▶ _Challenge_: Gather each line of the entries below that includes "during".

▶ _Materials provided_:
........

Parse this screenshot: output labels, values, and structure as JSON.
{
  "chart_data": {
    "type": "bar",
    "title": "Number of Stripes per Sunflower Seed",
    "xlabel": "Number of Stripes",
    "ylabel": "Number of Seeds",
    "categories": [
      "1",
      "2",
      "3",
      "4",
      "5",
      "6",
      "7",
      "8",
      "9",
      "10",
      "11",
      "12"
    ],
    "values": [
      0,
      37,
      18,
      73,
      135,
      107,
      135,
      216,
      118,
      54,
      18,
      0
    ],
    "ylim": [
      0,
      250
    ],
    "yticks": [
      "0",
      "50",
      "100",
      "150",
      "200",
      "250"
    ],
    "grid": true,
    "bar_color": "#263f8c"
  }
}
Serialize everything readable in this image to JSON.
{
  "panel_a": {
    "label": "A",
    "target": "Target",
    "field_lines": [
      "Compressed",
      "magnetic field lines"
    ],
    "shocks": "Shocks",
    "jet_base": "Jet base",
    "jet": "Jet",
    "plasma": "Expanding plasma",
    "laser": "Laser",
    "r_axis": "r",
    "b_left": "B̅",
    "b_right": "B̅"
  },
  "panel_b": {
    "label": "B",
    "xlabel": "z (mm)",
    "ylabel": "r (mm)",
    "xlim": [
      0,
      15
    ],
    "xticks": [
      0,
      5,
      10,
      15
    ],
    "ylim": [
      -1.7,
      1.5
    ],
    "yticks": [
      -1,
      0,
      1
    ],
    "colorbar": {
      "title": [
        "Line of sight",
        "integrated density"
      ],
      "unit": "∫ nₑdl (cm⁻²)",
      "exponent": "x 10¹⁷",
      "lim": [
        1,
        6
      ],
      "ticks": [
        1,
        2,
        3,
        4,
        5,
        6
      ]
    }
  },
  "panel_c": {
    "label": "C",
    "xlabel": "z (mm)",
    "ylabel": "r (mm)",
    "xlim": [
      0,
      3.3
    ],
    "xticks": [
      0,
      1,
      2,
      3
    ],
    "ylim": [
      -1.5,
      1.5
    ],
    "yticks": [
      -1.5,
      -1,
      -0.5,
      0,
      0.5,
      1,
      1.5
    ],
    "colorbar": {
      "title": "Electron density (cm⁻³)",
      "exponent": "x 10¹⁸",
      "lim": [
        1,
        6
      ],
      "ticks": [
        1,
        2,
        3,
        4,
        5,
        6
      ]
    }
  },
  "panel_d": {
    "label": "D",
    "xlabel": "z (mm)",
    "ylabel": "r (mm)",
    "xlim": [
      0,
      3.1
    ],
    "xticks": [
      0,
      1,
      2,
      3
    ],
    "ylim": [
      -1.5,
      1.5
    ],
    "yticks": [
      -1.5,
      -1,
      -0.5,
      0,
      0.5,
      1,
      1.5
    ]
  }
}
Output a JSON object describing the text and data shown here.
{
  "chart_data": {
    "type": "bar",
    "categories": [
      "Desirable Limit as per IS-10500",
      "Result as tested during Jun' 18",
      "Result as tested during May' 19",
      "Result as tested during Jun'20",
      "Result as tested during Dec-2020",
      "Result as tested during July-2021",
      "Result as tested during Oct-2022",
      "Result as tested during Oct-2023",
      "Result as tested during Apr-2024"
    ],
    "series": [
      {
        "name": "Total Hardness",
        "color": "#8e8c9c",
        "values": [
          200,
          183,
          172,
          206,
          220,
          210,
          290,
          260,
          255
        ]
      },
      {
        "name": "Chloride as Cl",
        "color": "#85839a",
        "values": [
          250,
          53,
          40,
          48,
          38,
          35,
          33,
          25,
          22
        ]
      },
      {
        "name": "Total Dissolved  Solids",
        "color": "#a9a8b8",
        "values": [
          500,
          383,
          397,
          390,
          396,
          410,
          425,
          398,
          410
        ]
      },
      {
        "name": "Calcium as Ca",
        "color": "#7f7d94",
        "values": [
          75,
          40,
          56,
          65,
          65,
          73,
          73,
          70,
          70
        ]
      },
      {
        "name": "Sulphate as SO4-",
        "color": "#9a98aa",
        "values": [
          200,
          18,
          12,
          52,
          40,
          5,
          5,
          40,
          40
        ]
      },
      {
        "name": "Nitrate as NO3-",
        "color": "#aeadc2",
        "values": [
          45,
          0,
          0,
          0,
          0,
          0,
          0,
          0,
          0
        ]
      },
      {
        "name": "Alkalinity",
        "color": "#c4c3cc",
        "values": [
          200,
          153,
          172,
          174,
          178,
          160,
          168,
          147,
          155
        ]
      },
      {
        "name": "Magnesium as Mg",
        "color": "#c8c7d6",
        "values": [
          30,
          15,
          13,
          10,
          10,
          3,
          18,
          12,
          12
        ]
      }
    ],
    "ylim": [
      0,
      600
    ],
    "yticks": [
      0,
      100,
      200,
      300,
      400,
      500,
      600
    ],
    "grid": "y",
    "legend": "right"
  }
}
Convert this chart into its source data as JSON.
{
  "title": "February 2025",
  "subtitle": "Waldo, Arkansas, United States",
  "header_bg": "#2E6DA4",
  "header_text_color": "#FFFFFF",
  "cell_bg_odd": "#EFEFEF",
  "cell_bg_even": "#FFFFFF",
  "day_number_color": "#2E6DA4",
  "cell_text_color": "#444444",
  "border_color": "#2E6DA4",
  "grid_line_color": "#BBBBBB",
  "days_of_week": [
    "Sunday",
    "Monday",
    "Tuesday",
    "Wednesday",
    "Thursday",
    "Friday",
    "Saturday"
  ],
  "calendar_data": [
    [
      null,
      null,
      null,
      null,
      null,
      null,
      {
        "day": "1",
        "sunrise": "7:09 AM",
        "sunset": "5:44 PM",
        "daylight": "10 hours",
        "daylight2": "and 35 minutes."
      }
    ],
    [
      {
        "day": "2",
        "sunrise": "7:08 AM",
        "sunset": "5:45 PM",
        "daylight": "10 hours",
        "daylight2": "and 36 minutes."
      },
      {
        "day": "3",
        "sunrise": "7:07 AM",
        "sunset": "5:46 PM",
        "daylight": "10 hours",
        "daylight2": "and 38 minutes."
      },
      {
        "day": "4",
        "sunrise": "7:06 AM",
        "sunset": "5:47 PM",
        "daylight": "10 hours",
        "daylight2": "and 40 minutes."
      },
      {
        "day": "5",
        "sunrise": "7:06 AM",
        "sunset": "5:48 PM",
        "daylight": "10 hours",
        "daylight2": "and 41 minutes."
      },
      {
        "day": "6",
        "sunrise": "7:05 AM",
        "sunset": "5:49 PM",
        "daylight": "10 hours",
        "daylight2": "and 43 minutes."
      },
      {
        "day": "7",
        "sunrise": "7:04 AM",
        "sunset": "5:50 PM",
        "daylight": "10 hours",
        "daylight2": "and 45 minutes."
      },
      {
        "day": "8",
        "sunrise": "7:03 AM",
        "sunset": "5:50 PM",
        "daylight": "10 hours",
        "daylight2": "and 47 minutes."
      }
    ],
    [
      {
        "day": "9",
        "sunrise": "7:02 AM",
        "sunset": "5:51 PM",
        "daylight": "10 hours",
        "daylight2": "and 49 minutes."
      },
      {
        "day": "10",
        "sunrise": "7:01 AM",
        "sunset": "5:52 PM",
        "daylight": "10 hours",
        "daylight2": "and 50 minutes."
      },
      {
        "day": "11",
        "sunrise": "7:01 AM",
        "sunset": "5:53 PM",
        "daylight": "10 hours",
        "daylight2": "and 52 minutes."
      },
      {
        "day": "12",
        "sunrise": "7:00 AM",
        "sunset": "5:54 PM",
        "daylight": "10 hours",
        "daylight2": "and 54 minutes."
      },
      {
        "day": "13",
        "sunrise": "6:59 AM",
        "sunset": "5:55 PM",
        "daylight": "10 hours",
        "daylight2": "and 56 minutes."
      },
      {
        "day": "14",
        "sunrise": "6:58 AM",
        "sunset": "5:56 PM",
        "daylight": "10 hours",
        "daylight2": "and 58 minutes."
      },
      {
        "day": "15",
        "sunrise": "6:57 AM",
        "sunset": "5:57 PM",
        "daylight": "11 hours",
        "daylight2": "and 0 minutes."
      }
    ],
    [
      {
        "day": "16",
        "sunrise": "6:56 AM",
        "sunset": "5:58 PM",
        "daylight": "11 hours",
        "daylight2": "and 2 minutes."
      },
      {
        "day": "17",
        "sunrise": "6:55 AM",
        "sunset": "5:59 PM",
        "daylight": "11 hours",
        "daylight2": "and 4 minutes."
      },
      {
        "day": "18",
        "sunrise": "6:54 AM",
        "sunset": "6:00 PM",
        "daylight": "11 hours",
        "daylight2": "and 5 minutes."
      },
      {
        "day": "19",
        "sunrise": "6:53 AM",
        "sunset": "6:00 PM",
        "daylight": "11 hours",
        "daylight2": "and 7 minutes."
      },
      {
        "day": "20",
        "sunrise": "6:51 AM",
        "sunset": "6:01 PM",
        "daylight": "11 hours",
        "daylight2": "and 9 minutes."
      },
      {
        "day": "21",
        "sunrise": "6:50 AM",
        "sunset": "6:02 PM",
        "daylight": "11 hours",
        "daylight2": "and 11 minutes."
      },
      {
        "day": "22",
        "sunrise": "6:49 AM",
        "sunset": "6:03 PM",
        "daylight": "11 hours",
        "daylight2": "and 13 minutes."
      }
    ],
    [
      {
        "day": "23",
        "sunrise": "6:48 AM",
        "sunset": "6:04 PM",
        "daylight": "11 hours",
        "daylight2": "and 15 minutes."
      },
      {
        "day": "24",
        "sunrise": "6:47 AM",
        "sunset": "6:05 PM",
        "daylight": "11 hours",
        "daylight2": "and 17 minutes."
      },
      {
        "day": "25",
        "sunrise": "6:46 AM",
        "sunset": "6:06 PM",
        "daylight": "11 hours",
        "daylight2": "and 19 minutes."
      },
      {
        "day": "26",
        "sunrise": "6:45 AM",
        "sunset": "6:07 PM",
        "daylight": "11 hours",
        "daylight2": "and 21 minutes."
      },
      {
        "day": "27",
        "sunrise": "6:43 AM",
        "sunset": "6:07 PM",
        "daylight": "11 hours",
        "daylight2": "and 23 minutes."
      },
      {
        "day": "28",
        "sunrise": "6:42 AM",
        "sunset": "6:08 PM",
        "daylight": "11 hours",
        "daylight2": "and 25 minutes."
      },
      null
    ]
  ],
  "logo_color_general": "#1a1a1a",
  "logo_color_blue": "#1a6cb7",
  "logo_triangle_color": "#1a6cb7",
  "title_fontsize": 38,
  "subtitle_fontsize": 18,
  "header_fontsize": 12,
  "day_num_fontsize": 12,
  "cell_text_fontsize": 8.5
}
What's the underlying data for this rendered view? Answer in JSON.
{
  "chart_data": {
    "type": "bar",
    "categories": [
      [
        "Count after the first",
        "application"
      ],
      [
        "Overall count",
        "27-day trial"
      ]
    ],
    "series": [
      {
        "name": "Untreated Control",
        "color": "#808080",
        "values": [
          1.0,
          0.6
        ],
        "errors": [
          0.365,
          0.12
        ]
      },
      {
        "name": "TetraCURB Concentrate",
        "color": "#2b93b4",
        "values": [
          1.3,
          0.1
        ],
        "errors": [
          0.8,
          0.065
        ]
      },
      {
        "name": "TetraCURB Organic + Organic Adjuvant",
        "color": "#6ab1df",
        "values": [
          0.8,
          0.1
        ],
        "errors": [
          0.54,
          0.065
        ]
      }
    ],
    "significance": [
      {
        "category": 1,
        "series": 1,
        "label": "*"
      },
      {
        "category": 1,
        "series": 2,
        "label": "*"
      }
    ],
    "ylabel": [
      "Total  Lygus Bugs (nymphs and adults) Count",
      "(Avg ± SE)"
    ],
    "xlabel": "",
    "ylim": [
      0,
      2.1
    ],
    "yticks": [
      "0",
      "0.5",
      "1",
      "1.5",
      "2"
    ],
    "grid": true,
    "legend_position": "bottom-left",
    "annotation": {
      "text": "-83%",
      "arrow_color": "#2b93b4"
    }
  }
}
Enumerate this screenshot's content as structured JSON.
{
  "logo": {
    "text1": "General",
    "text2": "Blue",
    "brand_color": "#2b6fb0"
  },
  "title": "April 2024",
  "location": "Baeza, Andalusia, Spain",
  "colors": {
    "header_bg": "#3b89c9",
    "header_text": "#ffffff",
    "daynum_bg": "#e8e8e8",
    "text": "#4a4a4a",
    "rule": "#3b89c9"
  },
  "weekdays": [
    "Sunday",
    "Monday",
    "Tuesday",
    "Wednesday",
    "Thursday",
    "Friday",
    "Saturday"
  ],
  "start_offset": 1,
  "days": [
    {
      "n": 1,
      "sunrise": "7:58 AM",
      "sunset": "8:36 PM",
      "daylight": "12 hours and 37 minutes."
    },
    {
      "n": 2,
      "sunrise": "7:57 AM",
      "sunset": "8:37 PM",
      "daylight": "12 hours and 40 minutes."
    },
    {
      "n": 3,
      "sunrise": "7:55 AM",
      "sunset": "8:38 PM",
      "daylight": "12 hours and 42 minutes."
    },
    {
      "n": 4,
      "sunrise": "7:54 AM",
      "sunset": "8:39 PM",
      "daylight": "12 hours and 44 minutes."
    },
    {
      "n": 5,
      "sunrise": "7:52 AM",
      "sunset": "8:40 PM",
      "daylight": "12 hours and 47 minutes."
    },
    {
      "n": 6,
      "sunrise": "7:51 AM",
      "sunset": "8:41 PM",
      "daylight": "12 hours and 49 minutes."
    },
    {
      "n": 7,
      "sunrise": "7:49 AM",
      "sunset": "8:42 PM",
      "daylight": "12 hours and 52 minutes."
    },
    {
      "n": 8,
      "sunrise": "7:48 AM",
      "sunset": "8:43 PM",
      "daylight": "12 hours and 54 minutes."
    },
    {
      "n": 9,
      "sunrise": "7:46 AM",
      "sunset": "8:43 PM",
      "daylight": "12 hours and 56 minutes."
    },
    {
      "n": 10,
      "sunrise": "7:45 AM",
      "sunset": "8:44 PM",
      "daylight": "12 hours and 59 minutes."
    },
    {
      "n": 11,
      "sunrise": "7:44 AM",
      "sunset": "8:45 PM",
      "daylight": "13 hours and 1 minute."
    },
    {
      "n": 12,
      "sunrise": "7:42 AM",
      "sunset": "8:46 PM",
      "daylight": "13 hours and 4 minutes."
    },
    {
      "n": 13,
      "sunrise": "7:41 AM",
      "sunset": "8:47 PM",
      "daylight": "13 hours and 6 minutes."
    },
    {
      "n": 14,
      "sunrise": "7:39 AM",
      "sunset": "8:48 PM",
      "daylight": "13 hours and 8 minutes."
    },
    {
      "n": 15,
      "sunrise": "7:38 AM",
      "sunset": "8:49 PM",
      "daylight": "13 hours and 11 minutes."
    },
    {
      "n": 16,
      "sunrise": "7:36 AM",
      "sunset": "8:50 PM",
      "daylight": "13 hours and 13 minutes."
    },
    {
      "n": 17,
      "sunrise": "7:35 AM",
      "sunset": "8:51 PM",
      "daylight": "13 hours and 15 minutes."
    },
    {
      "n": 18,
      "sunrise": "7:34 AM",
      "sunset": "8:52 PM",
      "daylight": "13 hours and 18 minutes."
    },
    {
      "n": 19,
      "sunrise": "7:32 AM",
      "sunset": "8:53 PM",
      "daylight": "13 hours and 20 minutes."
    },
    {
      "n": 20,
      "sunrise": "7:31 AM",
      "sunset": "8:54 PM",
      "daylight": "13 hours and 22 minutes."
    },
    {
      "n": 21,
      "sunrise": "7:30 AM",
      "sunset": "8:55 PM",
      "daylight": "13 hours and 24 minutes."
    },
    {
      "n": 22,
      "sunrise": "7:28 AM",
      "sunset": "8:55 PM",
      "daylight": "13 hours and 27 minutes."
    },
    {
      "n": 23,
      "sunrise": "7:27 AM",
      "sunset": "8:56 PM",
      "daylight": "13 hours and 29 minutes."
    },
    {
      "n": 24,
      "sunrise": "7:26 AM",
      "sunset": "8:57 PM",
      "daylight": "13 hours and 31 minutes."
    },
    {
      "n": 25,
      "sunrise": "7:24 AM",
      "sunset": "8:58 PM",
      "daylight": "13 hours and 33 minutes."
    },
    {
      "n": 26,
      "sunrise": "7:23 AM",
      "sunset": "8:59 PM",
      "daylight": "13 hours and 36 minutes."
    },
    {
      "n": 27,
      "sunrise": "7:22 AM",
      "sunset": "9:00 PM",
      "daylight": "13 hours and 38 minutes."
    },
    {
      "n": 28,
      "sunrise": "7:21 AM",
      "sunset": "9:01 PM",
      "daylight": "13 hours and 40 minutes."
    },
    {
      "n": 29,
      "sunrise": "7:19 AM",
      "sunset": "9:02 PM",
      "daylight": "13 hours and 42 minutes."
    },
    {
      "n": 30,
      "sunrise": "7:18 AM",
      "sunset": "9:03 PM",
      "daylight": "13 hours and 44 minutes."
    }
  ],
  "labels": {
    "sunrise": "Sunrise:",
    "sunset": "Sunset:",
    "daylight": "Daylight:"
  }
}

........

▶ _Worked solution_:
      "Result as tested during Jun' 18",
      "Result as tested during May' 19",
      "Result as tested during Jun'20",
      "Result as tested during Dec-2020",
      "Result as tested during July-2021",
      "Result as tested during Oct-2022",
      "Result as tested during Oct-2023",
      "Result as tested during Apr-2024"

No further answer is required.